## Entries provided:
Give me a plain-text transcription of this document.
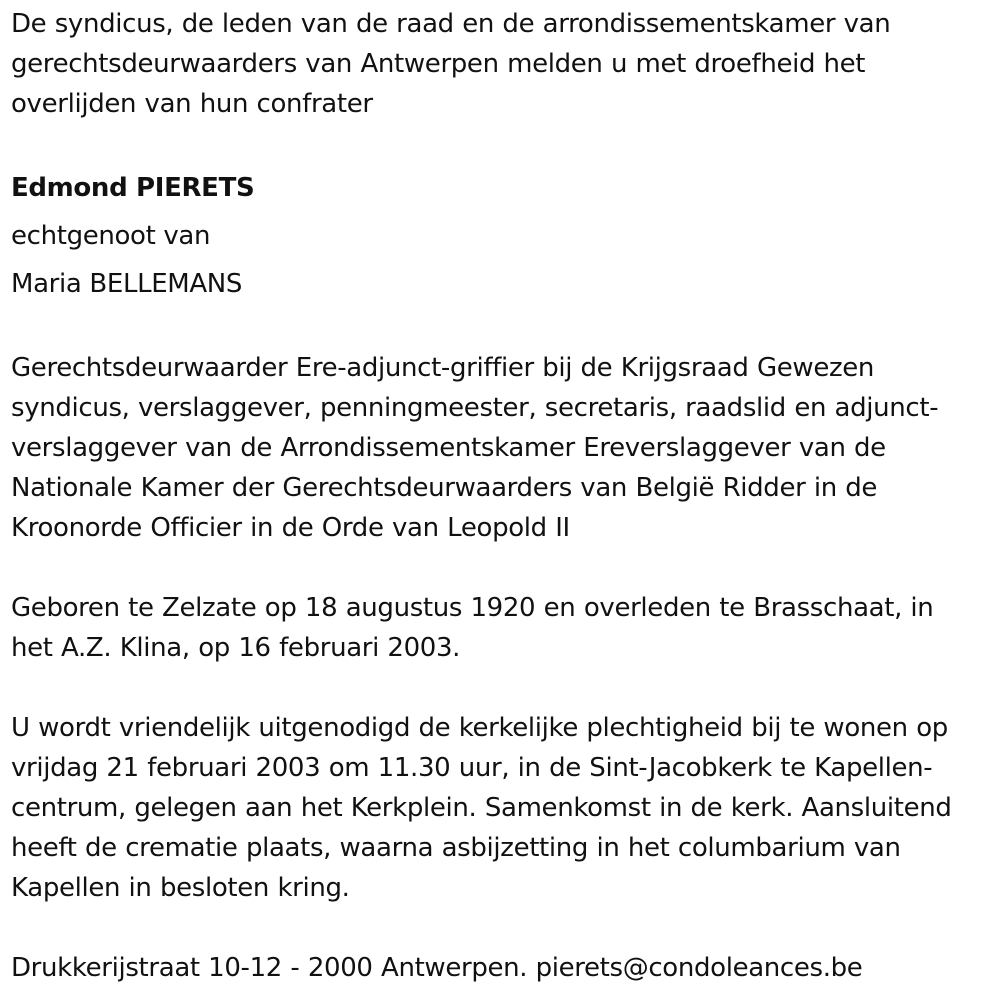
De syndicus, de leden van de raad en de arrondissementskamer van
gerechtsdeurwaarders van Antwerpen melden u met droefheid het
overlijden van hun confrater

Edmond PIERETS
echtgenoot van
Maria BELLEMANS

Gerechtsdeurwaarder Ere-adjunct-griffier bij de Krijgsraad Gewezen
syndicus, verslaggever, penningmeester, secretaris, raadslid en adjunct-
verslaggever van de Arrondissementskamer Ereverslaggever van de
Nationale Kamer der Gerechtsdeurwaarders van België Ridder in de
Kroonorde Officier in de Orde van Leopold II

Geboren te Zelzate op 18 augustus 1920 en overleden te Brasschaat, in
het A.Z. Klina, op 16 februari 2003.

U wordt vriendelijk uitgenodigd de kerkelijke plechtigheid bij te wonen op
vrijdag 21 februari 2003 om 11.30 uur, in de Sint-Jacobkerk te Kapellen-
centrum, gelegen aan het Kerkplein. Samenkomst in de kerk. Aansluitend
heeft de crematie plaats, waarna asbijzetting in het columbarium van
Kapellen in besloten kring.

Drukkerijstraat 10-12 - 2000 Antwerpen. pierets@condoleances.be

...

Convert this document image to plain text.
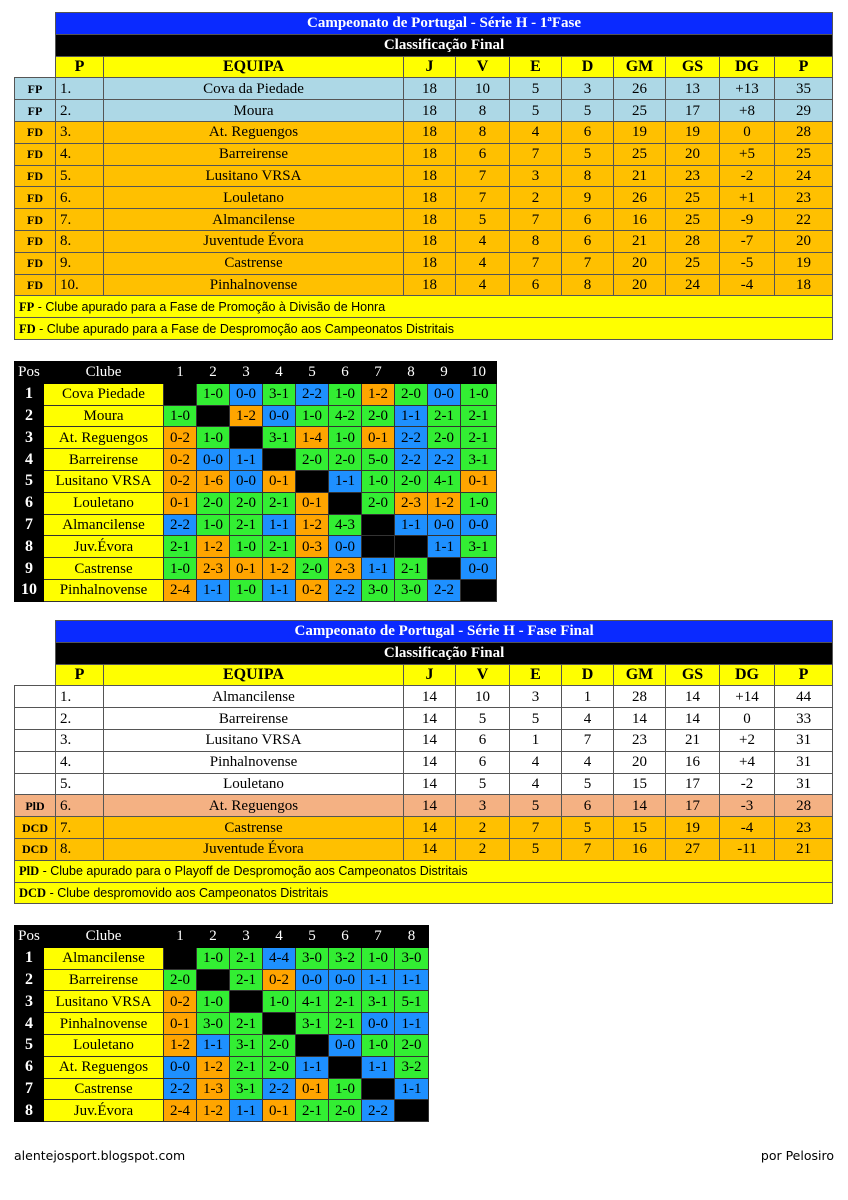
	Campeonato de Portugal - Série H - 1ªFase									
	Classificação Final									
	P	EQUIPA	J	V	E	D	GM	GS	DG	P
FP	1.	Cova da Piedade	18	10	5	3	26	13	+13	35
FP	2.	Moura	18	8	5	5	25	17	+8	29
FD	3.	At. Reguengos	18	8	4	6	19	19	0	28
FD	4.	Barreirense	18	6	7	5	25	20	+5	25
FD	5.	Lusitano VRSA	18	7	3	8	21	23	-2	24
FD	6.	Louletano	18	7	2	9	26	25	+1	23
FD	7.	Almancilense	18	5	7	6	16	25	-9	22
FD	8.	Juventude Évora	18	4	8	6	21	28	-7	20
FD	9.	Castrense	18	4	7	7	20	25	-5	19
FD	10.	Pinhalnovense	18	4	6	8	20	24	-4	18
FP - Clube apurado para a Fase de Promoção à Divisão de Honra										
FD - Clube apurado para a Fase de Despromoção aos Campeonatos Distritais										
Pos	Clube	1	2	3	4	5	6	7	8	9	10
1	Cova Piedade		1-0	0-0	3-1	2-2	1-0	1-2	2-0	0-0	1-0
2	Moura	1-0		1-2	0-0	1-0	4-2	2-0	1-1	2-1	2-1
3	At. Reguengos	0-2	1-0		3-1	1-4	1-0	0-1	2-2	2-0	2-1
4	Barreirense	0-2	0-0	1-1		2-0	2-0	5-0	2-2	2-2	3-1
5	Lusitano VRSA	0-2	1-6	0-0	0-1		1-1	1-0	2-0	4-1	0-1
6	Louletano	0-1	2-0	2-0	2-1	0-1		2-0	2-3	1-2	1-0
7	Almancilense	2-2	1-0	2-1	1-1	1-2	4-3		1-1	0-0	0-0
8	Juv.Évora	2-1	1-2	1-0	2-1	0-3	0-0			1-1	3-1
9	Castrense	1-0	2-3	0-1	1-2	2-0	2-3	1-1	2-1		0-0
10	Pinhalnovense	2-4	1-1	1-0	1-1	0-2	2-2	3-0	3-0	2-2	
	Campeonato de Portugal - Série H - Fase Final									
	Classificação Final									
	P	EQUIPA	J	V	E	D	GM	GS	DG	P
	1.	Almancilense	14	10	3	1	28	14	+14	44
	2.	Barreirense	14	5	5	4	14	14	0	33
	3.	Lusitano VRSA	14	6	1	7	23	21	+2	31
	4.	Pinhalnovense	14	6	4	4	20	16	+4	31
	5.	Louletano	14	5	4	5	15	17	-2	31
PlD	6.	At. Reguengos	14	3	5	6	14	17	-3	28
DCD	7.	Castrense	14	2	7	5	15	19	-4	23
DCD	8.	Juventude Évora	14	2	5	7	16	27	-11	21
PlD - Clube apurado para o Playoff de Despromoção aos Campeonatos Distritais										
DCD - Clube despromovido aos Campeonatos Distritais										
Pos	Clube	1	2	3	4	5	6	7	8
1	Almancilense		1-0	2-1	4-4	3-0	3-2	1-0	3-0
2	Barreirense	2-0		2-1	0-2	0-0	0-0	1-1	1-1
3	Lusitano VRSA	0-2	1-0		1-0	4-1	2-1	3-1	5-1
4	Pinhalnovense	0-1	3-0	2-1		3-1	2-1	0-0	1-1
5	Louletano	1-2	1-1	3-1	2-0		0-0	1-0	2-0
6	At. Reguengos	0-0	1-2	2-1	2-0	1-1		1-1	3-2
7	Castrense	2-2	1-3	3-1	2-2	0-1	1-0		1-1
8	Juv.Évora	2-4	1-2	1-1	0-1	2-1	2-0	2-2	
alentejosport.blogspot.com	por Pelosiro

## Exercise prompt:
Give nothing but the number of lines containing the string "Barreirense".

## Solution to this exercise:
4